## [Exercise brief]
Transcribe all records exactly.

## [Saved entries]
────
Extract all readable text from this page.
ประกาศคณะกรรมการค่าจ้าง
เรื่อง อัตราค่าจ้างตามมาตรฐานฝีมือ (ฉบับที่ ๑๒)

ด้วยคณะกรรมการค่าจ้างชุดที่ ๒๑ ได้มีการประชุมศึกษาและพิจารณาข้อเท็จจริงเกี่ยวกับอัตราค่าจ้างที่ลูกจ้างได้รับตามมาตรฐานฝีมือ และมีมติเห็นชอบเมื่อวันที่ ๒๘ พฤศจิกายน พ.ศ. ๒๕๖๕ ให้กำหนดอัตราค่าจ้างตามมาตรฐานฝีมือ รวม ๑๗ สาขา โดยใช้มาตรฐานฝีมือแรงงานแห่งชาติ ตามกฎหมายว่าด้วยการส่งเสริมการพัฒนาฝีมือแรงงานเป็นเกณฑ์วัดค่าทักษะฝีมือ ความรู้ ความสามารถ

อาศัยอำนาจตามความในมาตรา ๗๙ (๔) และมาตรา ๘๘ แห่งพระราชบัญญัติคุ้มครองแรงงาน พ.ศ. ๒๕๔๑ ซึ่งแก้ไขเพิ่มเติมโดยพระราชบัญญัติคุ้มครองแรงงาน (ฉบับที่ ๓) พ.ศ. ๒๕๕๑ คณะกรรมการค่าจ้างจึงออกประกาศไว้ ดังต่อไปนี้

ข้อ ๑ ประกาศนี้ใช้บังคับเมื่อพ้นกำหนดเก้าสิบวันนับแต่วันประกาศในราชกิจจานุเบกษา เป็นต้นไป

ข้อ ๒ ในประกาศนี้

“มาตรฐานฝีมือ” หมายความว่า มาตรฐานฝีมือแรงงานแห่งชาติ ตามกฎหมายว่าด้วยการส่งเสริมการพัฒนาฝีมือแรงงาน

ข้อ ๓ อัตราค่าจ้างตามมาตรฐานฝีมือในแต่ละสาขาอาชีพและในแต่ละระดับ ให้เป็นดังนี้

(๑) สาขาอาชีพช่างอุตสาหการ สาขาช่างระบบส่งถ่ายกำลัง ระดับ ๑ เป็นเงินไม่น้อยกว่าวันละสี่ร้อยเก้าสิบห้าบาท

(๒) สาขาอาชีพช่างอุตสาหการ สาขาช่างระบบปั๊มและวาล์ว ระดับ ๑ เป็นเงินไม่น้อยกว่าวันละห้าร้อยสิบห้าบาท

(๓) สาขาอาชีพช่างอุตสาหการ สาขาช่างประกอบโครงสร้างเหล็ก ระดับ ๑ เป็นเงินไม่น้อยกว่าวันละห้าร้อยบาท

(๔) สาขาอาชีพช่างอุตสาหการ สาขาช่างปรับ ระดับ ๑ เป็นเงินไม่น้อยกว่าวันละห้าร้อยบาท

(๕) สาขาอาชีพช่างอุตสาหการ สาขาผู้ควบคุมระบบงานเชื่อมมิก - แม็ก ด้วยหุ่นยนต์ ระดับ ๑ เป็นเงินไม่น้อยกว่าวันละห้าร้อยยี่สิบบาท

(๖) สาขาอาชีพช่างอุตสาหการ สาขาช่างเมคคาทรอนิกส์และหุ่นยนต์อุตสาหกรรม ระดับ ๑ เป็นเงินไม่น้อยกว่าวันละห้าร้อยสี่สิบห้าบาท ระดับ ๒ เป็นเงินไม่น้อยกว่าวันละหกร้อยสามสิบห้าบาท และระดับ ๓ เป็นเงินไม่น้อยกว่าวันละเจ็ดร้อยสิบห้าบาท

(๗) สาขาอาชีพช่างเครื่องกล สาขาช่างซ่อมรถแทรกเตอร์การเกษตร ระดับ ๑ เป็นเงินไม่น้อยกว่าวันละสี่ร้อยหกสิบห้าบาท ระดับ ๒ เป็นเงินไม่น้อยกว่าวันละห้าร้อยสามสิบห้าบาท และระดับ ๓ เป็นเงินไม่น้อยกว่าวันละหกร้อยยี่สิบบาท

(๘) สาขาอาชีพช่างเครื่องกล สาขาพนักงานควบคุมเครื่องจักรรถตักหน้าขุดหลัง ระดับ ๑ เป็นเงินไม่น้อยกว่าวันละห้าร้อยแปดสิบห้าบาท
────
## [Worked answer]
Extract all readable text from this page.
ประกาศคณะกรรมการค่าจ้าง
เรื่อง อัตราค่าจ้างตามมาตรฐานฝีมือ (ฉบับที่ ๑๒)

ด้วยคณะกรรมการค่าจ้างชุดที่ ๒๑ ได้มีการประชุมศึกษาและพิจารณาข้อเท็จจริงเกี่ยวกับอัตราค่าจ้างที่ลูกจ้างได้รับตามมาตรฐานฝีมือ และมีมติเห็นชอบเมื่อวันที่ ๒๘ พฤศจิกายน พ.ศ. ๒๕๖๕ ให้กำหนดอัตราค่าจ้างตามมาตรฐานฝีมือ รวม ๑๗ สาขา โดยใช้มาตรฐานฝีมือแรงงานแห่งชาติ ตามกฎหมายว่าด้วยการส่งเสริมการพัฒนาฝีมือแรงงานเป็นเกณฑ์วัดค่าทักษะฝีมือ ความรู้ ความสามารถ

อาศัยอำนาจตามความในมาตรา ๗๙ (๔) และมาตรา ๘๘ แห่งพระราชบัญญัติคุ้มครองแรงงาน พ.ศ. ๒๕๔๑ ซึ่งแก้ไขเพิ่มเติมโดยพระราชบัญญัติคุ้มครองแรงงาน (ฉบับที่ ๓) พ.ศ. ๒๕๕๑ คณะกรรมการค่าจ้างจึงออกประกาศไว้ ดังต่อไปนี้

ข้อ ๑ ประกาศนี้ใช้บังคับเมื่อพ้นกำหนดเก้าสิบวันนับแต่วันประกาศในราชกิจจานุเบกษา เป็นต้นไป

ข้อ ๒ ในประกาศนี้

“มาตรฐานฝีมือ” หมายความว่า มาตรฐานฝีมือแรงงานแห่งชาติ ตามกฎหมายว่าด้วยการส่งเสริมการพัฒนาฝีมือแรงงาน

ข้อ ๓ อัตราค่าจ้างตามมาตรฐานฝีมือในแต่ละสาขาอาชีพและในแต่ละระดับ ให้เป็นดังนี้

(๑) สาขาอาชีพช่างอุตสาหการ สาขาช่างระบบส่งถ่ายกำลัง ระดับ ๑ เป็นเงินไม่น้อยกว่าวันละสี่ร้อยเก้าสิบห้าบาท

(๒) สาขาอาชีพช่างอุตสาหการ สาขาช่างระบบปั๊มและวาล์ว ระดับ ๑ เป็นเงินไม่น้อยกว่าวันละห้าร้อยสิบห้าบาท

(๓) สาขาอาชีพช่างอุตสาหการ สาขาช่างประกอบโครงสร้างเหล็ก ระดับ ๑ เป็นเงินไม่น้อยกว่าวันละห้าร้อยบาท

(๔) สาขาอาชีพช่างอุตสาหการ สาขาช่างปรับ ระดับ ๑ เป็นเงินไม่น้อยกว่าวันละห้าร้อยบาท

(๕) สาขาอาชีพช่างอุตสาหการ สาขาผู้ควบคุมระบบงานเชื่อมมิก - แม็ก ด้วยหุ่นยนต์ ระดับ ๑ เป็นเงินไม่น้อยกว่าวันละห้าร้อยยี่สิบบาท

(๖) สาขาอาชีพช่างอุตสาหการ สาขาช่างเมคคาทรอนิกส์และหุ่นยนต์อุตสาหกรรม ระดับ ๑ เป็นเงินไม่น้อยกว่าวันละห้าร้อยสี่สิบห้าบาท ระดับ ๒ เป็นเงินไม่น้อยกว่าวันละหกร้อยสามสิบห้าบาท และระดับ ๓ เป็นเงินไม่น้อยกว่าวันละเจ็ดร้อยสิบห้าบาท

(๗) สาขาอาชีพช่างเครื่องกล สาขาช่างซ่อมรถแทรกเตอร์การเกษตร ระดับ ๑ เป็นเงินไม่น้อยกว่าวันละสี่ร้อยหกสิบห้าบาท ระดับ ๒ เป็นเงินไม่น้อยกว่าวันละห้าร้อยสามสิบห้าบาท และระดับ ๓ เป็นเงินไม่น้อยกว่าวันละหกร้อยยี่สิบบาท

(๘) สาขาอาชีพช่างเครื่องกล สาขาพนักงานควบคุมเครื่องจักรรถตักหน้าขุดหลัง ระดับ ๑ เป็นเงินไม่น้อยกว่าวันละห้าร้อยแปดสิบห้าบาท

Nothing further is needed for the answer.